What follows are records. Restate all of them word for word.
··· Entries
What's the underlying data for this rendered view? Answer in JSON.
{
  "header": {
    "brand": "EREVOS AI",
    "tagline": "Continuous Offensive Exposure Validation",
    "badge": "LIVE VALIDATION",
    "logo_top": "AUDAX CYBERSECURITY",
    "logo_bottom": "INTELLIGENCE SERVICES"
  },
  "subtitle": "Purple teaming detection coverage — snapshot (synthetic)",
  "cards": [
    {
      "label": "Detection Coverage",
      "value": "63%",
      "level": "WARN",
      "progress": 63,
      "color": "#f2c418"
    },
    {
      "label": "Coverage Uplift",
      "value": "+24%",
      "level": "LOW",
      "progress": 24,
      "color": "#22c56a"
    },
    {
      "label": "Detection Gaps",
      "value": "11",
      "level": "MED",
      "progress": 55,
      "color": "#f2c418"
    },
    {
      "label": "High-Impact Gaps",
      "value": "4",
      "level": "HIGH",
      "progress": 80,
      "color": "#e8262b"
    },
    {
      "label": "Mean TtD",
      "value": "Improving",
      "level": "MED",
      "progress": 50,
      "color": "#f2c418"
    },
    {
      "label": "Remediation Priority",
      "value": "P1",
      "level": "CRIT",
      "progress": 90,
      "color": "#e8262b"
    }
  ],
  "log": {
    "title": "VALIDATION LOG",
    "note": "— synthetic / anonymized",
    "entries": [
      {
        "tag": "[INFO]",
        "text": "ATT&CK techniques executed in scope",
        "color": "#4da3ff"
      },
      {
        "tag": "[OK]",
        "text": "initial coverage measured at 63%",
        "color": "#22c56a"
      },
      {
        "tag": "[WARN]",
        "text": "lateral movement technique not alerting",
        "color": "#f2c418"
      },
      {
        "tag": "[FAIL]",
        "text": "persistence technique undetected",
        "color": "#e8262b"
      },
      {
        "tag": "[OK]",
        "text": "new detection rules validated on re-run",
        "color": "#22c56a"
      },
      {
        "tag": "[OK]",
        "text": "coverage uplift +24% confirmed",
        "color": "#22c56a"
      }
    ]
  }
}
······
Task result =
What's the underlying data for this rendered view? Answer in JSON.
{
  "header": {
    "brand": "EREVOS AI",
    "tagline": "Continuous Offensive Exposure Validation",
    "badge": "LIVE VALIDATION",
    "logo_top": "AUDAX CYBERSECURITY",
    "logo_bottom": "INTELLIGENCE SERVICES"
  },
  "subtitle": "Purple teaming detection coverage — snapshot (synthetic)",
  "cards": [
    {
      "label": "Detection Coverage",
      "value": "63%",
      "level": "WARN",
      "progress": 63,
      "color": "#f2c418"
    },
    {
      "label": "Coverage Uplift",
      "value": "+24%",
      "level": "LOW",
      "progress": 24,
      "color": "#22c56a"
    },
    {
      "label": "Detection Gaps",
      "value": "11",
      "level": "MED",
      "progress": 55,
      "color": "#f2c418"
    },
    {
      "label": "High-Impact Gaps",
      "value": "4",
      "level": "HIGH",
      "progress": 80,
      "color": "#e8262b"
    },
    {
      "label": "Mean TtD",
      "value": "Improving",
      "level": "MED",
      "progress": 50,
      "color": "#f2c418"
    },
    {
      "label": "Remediation Priority",
      "value": "P1",
      "level": "CRIT",
      "progress": 90,
      "color": "#e8262b"
    }
  ],
  "log": {
    "title": "VALIDATION LOG",
    "note": "— synthetic / anonymized",
    "entries": [
      {
        "tag": "[INFO]",
        "text": "ATT&CK techniques executed in scope",
        "color": "#4da3ff"
      },
      {
        "tag": "[OK]",
        "text": "initial coverage measured at 63%",
        "color": "#22c56a"
      },
      {
        "tag": "[WARN]",
        "text": "lateral movement technique not alerting",
        "color": "#f2c418"
      },
      {
        "tag": "[FAIL]",
        "text": "persistence technique undetected",
        "color": "#e8262b"
      },
      {
        "tag": "[OK]",
        "text": "new detection rules validated on re-run",
        "color": "#22c56a"
      },
      {
        "tag": "[OK]",
        "text": "coverage uplift +24% confirmed",
        "color": "#22c56a"
      }
    ]
  }
}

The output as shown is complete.